To do: Images must not appear in your copy; reproduce every other part of the records exactly.

---------- Extracted entries ----------

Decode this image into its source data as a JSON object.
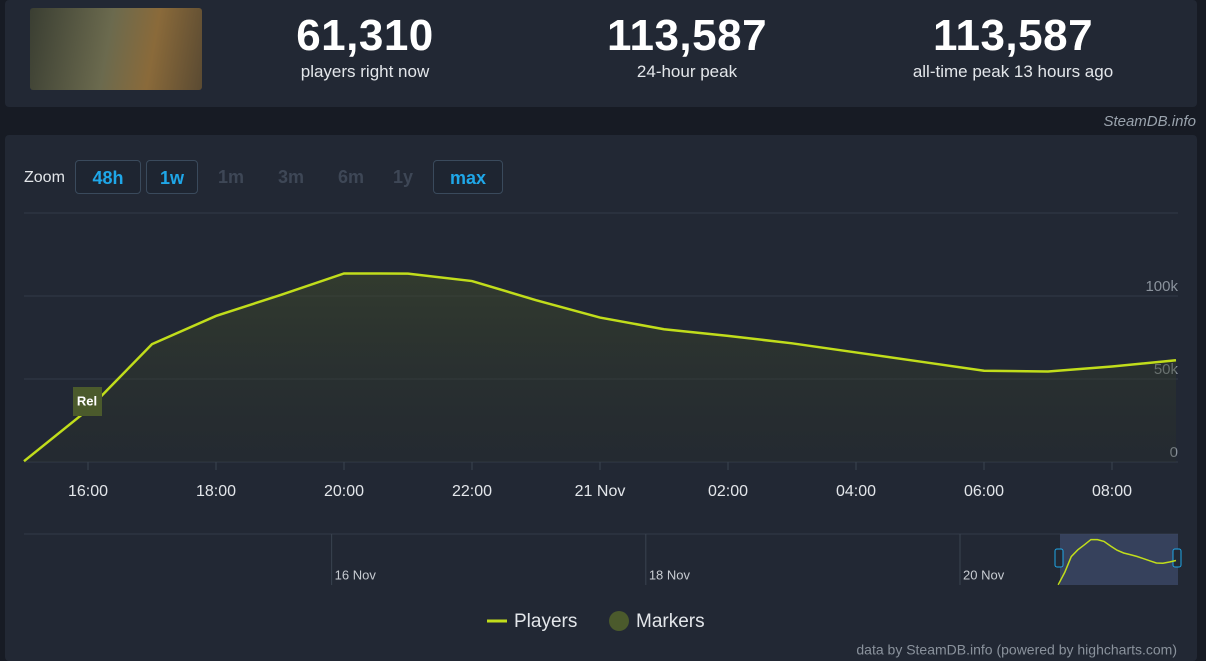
{
  "header": {
    "stats": [
      {
        "value": "61,310",
        "label": "players right now"
      },
      {
        "value": "113,587",
        "label": "24-hour peak"
      },
      {
        "value": "113,587",
        "label": "all-time peak 13 hours ago"
      }
    ]
  },
  "source": "SteamDB.info",
  "zoom": {
    "label": "Zoom",
    "buttons": [
      {
        "text": "48h",
        "enabled": true
      },
      {
        "text": "1w",
        "enabled": true
      },
      {
        "text": "1m",
        "enabled": false
      },
      {
        "text": "3m",
        "enabled": false
      },
      {
        "text": "6m",
        "enabled": false
      },
      {
        "text": "1y",
        "enabled": false
      },
      {
        "text": "max",
        "enabled": true
      }
    ]
  },
  "chart_data": {
    "type": "line",
    "x": [
      "20 Nov 15:00",
      "20 Nov 16:00",
      "20 Nov 17:00",
      "20 Nov 18:00",
      "20 Nov 19:00",
      "20 Nov 20:00",
      "20 Nov 21:00",
      "20 Nov 22:00",
      "20 Nov 23:00",
      "21 Nov 00:00",
      "21 Nov 01:00",
      "21 Nov 02:00",
      "21 Nov 03:00",
      "21 Nov 04:00",
      "21 Nov 05:00",
      "21 Nov 06:00",
      "21 Nov 07:00",
      "21 Nov 08:00",
      "21 Nov 09:00"
    ],
    "series": [
      {
        "name": "Players",
        "color": "#c1dd1b",
        "values": [
          500,
          31500,
          71000,
          88000,
          100500,
          113587,
          113500,
          109000,
          97500,
          87000,
          80000,
          76000,
          71500,
          66000,
          60500,
          55000,
          54500,
          57500,
          61310
        ]
      }
    ],
    "markers": {
      "name": "Markers",
      "color": "#4b5a2c",
      "items": [
        {
          "x": "20 Nov 16:00",
          "label": "Rel"
        }
      ]
    },
    "xlim": [
      "20 Nov 15:00",
      "21 Nov 09:00"
    ],
    "xticks": [
      {
        "value": "20 Nov 16:00",
        "label": "16:00"
      },
      {
        "value": "20 Nov 18:00",
        "label": "18:00"
      },
      {
        "value": "20 Nov 20:00",
        "label": "20:00"
      },
      {
        "value": "20 Nov 22:00",
        "label": "22:00"
      },
      {
        "value": "21 Nov 00:00",
        "label": "21 Nov"
      },
      {
        "value": "21 Nov 02:00",
        "label": "02:00"
      },
      {
        "value": "21 Nov 04:00",
        "label": "04:00"
      },
      {
        "value": "21 Nov 06:00",
        "label": "06:00"
      },
      {
        "value": "21 Nov 08:00",
        "label": "08:00"
      }
    ],
    "ylim": [
      0,
      150000
    ],
    "yticks": [
      0,
      {
        "value": 50000,
        "label": "50k"
      },
      {
        "value": 100000,
        "label": "100k"
      }
    ],
    "grid": true,
    "navigator": {
      "xlim": [
        "14 Nov 01:00",
        "21 Nov 09:00"
      ],
      "xticks": [
        {
          "value": "16 Nov 00:00",
          "label": "16 Nov"
        },
        {
          "value": "18 Nov 00:00",
          "label": "18 Nov"
        },
        {
          "value": "20 Nov 00:00",
          "label": "20 Nov"
        }
      ]
    }
  },
  "credits": "data by SteamDB.info (powered by highcharts.com)"
}
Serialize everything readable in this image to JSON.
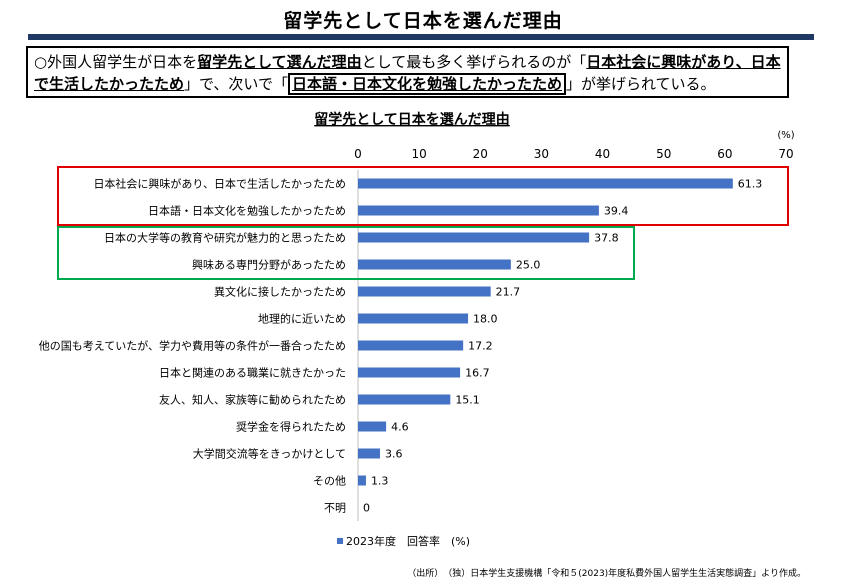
{
  "page": {
    "title": "留学先として日本を選んだ理由",
    "summary": {
      "p1": "○外国人留学生が日本を",
      "b1": "留学先として選んだ理由",
      "p2": "として最も多く挙げられるのが「",
      "b2": "日本社会に興味があり、日本で生活したかったため",
      "p3": "」で、次いで「",
      "b3": "日本語・日本文化を勉強したかったため",
      "p4": "」が挙げられている。"
    },
    "source": "（出所）　（独）日本学生支援機構「令和５(2023)年度私費外国人留学生生活実態調査」より作成。"
  },
  "chart_data": {
    "type": "bar",
    "orientation": "horizontal",
    "title": "留学先として日本を選んだ理由",
    "unit": "(%)",
    "xlim": [
      0,
      70
    ],
    "ticks": [
      0,
      10,
      20,
      30,
      40,
      50,
      60,
      70
    ],
    "legend": "2023年度　回答率　(%)",
    "bar_color": "#4472c4",
    "categories": [
      "日本社会に興味があり、日本で生活したかったため",
      "日本語・日本文化を勉強したかったため",
      "日本の大学等の教育や研究が魅力的と思ったため",
      "興味ある専門分野があったため",
      "異文化に接したかったため",
      "地理的に近いため",
      "他の国も考えていたが、学力や費用等の条件が一番合ったため",
      "日本と関連のある職業に就きたかった",
      "友人、知人、家族等に勧められたため",
      "奨学金を得られたため",
      "大学間交流等をきっかけとして",
      "その他",
      "不明"
    ],
    "values": [
      61.3,
      39.4,
      37.8,
      25.0,
      21.7,
      18.0,
      17.2,
      16.7,
      15.1,
      4.6,
      3.6,
      1.3,
      0
    ],
    "value_labels": [
      "61.3",
      "39.4",
      "37.8",
      "25.0",
      "21.7",
      "18.0",
      "17.2",
      "16.7",
      "15.1",
      "4.6",
      "3.6",
      "1.3",
      "0"
    ],
    "highlight_colors": {
      "red": "#e00000",
      "green": "#00a84f"
    }
  }
}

----------

Result of this exercise:
Decode this image into its source data as a JSON object.
{
  "header": {
    "stats": [
      {
        "value": "61,310",
        "label": "players right now"
      },
      {
        "value": "113,587",
        "label": "24-hour peak"
      },
      {
        "value": "113,587",
        "label": "all-time peak 13 hours ago"
      }
    ]
  },
  "source": "SteamDB.info",
  "zoom": {
    "label": "Zoom",
    "buttons": [
      {
        "text": "48h",
        "enabled": true
      },
      {
        "text": "1w",
        "enabled": true
      },
      {
        "text": "1m",
        "enabled": false
      },
      {
        "text": "3m",
        "enabled": false
      },
      {
        "text": "6m",
        "enabled": false
      },
      {
        "text": "1y",
        "enabled": false
      },
      {
        "text": "max",
        "enabled": true
      }
    ]
  },
  "chart_data": {
    "type": "line",
    "x": [
      "20 Nov 15:00",
      "20 Nov 16:00",
      "20 Nov 17:00",
      "20 Nov 18:00",
      "20 Nov 19:00",
      "20 Nov 20:00",
      "20 Nov 21:00",
      "20 Nov 22:00",
      "20 Nov 23:00",
      "21 Nov 00:00",
      "21 Nov 01:00",
      "21 Nov 02:00",
      "21 Nov 03:00",
      "21 Nov 04:00",
      "21 Nov 05:00",
      "21 Nov 06:00",
      "21 Nov 07:00",
      "21 Nov 08:00",
      "21 Nov 09:00"
    ],
    "series": [
      {
        "name": "Players",
        "color": "#c1dd1b",
        "values": [
          500,
          31500,
          71000,
          88000,
          100500,
          113587,
          113500,
          109000,
          97500,
          87000,
          80000,
          76000,
          71500,
          66000,
          60500,
          55000,
          54500,
          57500,
          61310
        ]
      }
    ],
    "markers": {
      "name": "Markers",
      "color": "#4b5a2c",
      "items": [
        {
          "x": "20 Nov 16:00",
          "label": "Rel"
        }
      ]
    },
    "xlim": [
      "20 Nov 15:00",
      "21 Nov 09:00"
    ],
    "xticks": [
      {
        "value": "20 Nov 16:00",
        "label": "16:00"
      },
      {
        "value": "20 Nov 18:00",
        "label": "18:00"
      },
      {
        "value": "20 Nov 20:00",
        "label": "20:00"
      },
      {
        "value": "20 Nov 22:00",
        "label": "22:00"
      },
      {
        "value": "21 Nov 00:00",
        "label": "21 Nov"
      },
      {
        "value": "21 Nov 02:00",
        "label": "02:00"
      },
      {
        "value": "21 Nov 04:00",
        "label": "04:00"
      },
      {
        "value": "21 Nov 06:00",
        "label": "06:00"
      },
      {
        "value": "21 Nov 08:00",
        "label": "08:00"
      }
    ],
    "ylim": [
      0,
      150000
    ],
    "yticks": [
      0,
      {
        "value": 50000,
        "label": "50k"
      },
      {
        "value": 100000,
        "label": "100k"
      }
    ],
    "grid": true,
    "navigator": {
      "xlim": [
        "14 Nov 01:00",
        "21 Nov 09:00"
      ],
      "xticks": [
        {
          "value": "16 Nov 00:00",
          "label": "16 Nov"
        },
        {
          "value": "18 Nov 00:00",
          "label": "18 Nov"
        },
        {
          "value": "20 Nov 00:00",
          "label": "20 Nov"
        }
      ]
    }
  },
  "credits": "data by SteamDB.info (powered by highcharts.com)"
}
Serialize everything readable in this image to JSON.
{
  "page": {
    "title": "留学先として日本を選んだ理由",
    "summary": {
      "p1": "○外国人留学生が日本を",
      "b1": "留学先として選んだ理由",
      "p2": "として最も多く挙げられるのが「",
      "b2": "日本社会に興味があり、日本で生活したかったため",
      "p3": "」で、次いで「",
      "b3": "日本語・日本文化を勉強したかったため",
      "p4": "」が挙げられている。"
    },
    "source": "（出所）　（独）日本学生支援機構「令和５(2023)年度私費外国人留学生生活実態調査」より作成。"
  },
  "chart_data": {
    "type": "bar",
    "orientation": "horizontal",
    "title": "留学先として日本を選んだ理由",
    "unit": "(%)",
    "xlim": [
      0,
      70
    ],
    "ticks": [
      0,
      10,
      20,
      30,
      40,
      50,
      60,
      70
    ],
    "legend": "2023年度　回答率　(%)",
    "bar_color": "#4472c4",
    "categories": [
      "日本社会に興味があり、日本で生活したかったため",
      "日本語・日本文化を勉強したかったため",
      "日本の大学等の教育や研究が魅力的と思ったため",
      "興味ある専門分野があったため",
      "異文化に接したかったため",
      "地理的に近いため",
      "他の国も考えていたが、学力や費用等の条件が一番合ったため",
      "日本と関連のある職業に就きたかった",
      "友人、知人、家族等に勧められたため",
      "奨学金を得られたため",
      "大学間交流等をきっかけとして",
      "その他",
      "不明"
    ],
    "values": [
      61.3,
      39.4,
      37.8,
      25.0,
      21.7,
      18.0,
      17.2,
      16.7,
      15.1,
      4.6,
      3.6,
      1.3,
      0
    ],
    "value_labels": [
      "61.3",
      "39.4",
      "37.8",
      "25.0",
      "21.7",
      "18.0",
      "17.2",
      "16.7",
      "15.1",
      "4.6",
      "3.6",
      "1.3",
      "0"
    ],
    "highlight_colors": {
      "red": "#e00000",
      "green": "#00a84f"
    }
  }
}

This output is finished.